╔══

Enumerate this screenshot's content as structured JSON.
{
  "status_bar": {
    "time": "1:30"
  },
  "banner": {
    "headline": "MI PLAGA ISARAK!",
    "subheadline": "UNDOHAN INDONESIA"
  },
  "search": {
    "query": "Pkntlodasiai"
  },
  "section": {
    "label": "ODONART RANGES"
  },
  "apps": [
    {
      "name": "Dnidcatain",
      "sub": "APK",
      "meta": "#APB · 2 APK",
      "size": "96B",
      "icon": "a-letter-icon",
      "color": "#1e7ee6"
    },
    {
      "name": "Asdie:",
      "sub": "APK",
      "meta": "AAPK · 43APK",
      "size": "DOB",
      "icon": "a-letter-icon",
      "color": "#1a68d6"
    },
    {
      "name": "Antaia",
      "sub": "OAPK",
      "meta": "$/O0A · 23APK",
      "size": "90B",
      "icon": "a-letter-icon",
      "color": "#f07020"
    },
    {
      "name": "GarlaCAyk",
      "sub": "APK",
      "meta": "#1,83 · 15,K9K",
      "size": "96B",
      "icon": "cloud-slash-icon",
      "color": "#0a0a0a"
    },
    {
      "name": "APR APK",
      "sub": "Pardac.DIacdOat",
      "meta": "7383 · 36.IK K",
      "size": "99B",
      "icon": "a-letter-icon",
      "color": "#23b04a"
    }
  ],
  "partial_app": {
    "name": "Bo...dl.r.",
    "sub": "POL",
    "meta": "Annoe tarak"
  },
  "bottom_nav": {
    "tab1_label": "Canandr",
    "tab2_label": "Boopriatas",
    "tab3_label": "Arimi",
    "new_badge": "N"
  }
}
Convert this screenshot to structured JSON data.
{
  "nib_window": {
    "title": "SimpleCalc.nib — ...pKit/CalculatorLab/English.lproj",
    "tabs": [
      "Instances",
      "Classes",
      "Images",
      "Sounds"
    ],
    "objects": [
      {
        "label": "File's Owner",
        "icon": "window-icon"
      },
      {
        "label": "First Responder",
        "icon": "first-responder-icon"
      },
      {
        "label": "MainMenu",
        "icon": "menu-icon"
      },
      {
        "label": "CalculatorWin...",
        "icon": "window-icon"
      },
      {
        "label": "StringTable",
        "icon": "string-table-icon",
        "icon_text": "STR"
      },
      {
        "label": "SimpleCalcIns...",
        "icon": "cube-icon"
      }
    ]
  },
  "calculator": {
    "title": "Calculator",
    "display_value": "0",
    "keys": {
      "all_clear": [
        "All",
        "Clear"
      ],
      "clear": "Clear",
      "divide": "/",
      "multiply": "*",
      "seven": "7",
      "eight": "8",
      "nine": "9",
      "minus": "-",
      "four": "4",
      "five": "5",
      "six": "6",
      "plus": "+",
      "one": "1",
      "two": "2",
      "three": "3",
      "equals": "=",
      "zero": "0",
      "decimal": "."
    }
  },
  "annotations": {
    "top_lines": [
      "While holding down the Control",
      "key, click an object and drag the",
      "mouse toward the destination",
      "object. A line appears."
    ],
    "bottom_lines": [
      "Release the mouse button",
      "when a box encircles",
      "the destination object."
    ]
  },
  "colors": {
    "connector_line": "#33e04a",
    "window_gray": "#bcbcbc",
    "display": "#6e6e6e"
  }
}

╚══

- **Problem to work on**: In the entries above, identify each line that includes the string "meta", then copy it.

- **Output for this task**:
      "meta": "#APB · 2 APK",
      "meta": "AAPK · 43APK",
      "meta": "$/O0A · 23APK",
      "meta": "#1,83 · 15,K9K",
      "meta": "7383 · 36.IK K",
    "meta": "Annoe tarak"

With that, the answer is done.